== Material for this task ==
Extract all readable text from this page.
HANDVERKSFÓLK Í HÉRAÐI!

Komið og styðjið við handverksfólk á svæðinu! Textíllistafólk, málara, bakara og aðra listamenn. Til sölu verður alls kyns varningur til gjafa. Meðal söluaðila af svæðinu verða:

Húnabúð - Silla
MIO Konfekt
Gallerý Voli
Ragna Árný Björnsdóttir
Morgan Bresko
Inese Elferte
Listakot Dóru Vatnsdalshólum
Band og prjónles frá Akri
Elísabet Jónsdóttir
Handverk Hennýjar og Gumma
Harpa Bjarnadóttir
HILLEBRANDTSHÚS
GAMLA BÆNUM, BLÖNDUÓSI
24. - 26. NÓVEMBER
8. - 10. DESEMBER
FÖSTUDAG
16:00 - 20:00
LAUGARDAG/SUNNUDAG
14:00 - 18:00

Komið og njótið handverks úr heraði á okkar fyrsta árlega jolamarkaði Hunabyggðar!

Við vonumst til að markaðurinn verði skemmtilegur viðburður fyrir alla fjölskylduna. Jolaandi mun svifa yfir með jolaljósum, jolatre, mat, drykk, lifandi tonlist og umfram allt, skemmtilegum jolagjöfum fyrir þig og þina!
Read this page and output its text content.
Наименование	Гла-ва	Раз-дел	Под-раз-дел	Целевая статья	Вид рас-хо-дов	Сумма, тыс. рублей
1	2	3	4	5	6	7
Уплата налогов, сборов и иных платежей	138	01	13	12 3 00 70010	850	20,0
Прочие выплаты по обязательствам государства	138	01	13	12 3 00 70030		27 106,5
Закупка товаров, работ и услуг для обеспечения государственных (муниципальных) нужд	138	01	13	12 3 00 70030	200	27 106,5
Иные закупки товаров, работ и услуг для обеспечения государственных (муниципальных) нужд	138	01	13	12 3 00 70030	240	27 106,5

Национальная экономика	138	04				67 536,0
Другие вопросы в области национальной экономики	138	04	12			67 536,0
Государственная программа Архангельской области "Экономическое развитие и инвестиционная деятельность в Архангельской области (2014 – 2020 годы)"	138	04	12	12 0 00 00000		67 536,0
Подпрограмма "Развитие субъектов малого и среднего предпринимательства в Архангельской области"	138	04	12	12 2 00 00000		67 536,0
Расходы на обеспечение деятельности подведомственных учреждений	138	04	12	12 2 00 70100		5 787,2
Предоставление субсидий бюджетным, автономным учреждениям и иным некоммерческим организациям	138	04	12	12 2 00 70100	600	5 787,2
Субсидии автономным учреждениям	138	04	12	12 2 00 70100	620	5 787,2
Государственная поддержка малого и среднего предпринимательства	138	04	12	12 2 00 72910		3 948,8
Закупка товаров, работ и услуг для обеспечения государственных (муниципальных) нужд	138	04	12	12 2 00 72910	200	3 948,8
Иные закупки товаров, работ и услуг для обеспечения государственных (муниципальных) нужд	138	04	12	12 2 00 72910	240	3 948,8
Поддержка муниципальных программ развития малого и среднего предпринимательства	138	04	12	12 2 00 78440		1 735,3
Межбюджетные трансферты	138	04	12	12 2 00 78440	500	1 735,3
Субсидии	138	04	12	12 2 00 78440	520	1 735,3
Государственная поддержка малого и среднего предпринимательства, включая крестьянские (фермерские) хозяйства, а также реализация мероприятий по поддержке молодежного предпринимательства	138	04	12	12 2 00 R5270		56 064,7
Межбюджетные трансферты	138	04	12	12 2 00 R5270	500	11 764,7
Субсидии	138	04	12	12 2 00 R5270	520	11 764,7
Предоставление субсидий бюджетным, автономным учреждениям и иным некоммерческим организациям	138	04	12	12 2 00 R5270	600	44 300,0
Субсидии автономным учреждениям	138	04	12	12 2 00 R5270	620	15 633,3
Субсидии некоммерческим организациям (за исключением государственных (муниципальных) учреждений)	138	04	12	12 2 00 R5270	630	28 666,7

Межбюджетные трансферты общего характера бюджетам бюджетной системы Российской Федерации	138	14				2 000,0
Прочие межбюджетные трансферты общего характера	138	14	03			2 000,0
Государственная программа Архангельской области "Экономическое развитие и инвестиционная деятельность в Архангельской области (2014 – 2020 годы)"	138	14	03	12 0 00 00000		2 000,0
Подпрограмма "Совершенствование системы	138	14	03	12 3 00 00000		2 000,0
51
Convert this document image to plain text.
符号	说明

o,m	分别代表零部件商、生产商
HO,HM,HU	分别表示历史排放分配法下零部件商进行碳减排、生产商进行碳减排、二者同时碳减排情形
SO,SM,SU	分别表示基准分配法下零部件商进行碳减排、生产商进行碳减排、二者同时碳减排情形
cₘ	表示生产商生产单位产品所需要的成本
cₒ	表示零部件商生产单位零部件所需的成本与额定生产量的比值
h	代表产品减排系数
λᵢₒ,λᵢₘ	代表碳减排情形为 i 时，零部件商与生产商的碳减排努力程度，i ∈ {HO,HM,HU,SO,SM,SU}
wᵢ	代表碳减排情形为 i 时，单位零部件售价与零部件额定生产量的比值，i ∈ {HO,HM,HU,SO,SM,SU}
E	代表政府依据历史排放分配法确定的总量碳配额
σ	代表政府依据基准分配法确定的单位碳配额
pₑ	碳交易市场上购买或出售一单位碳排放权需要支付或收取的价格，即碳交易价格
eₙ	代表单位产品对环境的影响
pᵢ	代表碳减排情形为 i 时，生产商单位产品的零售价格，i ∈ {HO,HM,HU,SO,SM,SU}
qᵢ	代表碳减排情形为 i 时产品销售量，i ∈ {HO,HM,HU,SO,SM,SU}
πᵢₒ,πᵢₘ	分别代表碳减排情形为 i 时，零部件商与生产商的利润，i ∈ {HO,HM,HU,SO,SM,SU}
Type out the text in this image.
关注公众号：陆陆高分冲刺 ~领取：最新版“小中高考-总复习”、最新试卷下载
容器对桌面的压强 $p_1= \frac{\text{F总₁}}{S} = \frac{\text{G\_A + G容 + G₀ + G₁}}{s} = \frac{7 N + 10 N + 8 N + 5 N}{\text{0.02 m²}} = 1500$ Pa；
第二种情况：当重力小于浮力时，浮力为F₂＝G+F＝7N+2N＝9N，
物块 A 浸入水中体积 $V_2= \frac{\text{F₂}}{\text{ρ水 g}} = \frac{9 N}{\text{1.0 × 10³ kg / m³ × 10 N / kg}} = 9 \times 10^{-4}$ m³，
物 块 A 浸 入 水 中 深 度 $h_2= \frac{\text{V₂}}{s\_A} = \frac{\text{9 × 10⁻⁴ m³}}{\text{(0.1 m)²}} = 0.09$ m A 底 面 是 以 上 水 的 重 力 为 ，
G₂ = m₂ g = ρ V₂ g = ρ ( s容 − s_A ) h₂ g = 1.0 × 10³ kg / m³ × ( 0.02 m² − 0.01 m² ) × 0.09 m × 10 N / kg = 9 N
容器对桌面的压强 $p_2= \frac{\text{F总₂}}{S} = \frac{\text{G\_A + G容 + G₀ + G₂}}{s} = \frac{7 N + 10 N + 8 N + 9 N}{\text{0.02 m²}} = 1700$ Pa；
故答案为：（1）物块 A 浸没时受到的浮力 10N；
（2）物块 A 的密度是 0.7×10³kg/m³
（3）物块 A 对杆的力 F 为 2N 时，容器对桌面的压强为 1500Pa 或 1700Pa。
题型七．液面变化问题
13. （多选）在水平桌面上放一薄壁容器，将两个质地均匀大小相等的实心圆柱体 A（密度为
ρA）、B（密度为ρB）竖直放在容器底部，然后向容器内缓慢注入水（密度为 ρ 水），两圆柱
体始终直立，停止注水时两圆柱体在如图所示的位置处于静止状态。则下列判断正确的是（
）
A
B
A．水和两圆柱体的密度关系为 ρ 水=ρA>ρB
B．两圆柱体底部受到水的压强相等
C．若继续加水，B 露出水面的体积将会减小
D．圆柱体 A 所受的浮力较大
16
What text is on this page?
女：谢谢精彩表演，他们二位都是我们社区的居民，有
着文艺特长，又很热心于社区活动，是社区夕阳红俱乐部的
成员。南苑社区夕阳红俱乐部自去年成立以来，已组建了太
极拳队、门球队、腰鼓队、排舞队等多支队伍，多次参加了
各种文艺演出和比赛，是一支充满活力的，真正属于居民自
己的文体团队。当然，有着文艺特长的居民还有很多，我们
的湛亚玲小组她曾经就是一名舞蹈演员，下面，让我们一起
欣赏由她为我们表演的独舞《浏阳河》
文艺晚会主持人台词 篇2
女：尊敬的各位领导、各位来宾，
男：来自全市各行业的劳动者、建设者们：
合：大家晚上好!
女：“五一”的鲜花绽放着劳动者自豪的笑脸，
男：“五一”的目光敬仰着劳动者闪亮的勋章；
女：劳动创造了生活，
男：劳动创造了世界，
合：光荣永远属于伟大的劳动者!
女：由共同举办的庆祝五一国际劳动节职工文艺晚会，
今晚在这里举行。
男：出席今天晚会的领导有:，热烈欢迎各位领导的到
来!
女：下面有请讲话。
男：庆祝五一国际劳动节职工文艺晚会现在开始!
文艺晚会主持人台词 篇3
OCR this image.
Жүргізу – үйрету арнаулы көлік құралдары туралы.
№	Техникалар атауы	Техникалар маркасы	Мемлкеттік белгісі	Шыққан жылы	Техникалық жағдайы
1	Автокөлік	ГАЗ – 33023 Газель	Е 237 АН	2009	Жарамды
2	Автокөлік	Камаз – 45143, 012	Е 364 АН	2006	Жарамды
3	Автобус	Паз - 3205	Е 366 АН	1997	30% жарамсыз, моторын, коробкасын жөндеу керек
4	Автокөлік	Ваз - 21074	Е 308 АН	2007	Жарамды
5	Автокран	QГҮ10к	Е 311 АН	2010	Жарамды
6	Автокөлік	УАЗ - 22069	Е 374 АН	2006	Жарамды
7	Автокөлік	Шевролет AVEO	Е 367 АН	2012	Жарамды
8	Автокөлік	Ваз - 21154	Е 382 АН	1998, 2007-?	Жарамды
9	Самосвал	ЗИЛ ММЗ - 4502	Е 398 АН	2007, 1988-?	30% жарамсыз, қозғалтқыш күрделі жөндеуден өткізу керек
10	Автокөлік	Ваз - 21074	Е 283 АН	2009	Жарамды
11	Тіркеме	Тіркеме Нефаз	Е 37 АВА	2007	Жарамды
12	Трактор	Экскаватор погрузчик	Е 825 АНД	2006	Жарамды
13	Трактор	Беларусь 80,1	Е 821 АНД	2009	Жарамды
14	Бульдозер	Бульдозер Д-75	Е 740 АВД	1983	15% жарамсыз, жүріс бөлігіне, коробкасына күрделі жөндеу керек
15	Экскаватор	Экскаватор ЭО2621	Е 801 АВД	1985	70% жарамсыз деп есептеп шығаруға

== The exercise ==
Of the lines above, how many include the word "общего"? Reply with the number only.

== Result ==
2